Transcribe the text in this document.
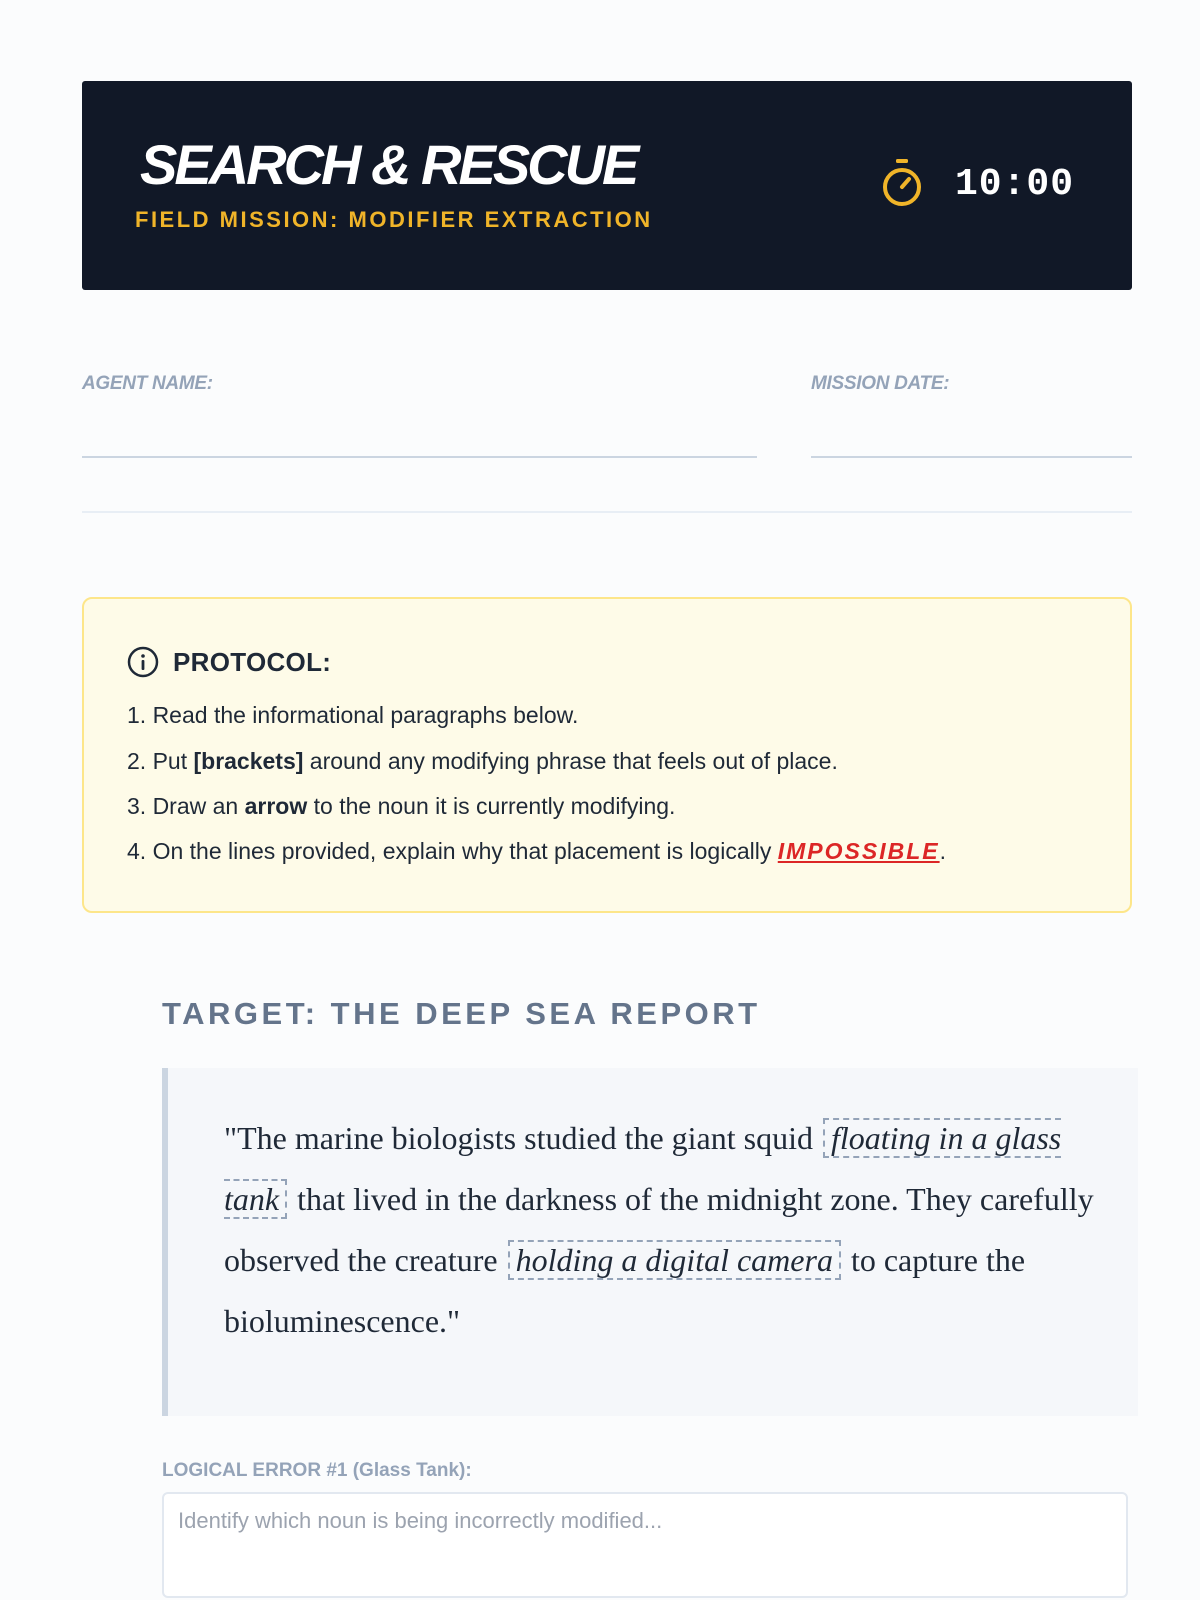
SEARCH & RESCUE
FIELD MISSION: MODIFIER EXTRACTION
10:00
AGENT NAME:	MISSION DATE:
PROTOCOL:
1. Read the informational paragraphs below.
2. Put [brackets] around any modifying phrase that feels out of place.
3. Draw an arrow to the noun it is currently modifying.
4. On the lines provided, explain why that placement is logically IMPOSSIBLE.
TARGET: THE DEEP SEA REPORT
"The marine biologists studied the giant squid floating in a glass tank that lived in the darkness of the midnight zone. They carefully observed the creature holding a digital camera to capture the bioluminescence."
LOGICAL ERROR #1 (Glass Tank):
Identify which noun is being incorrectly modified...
┄┄┄┄┄┄┄┄┄┄
=== Given request ===
Copy the records exactly. Skip the pictures.

=== Task response ===
Transcribe the text in this document.
SEARCH & RESCUE
FIELD MISSION: MODIFIER EXTRACTION
10:00
AGENT NAME:	MISSION DATE:
PROTOCOL:
1. Read the informational paragraphs below.
2. Put [brackets] around any modifying phrase that feels out of place.
3. Draw an arrow to the noun it is currently modifying.
4. On the lines provided, explain why that placement is logically IMPOSSIBLE.
TARGET: THE DEEP SEA REPORT
"The marine biologists studied the giant squid floating in a glass tank that lived in the darkness of the midnight zone. They carefully observed the creature holding a digital camera to capture the bioluminescence."
LOGICAL ERROR #1 (Glass Tank):
Identify which noun is being incorrectly modified...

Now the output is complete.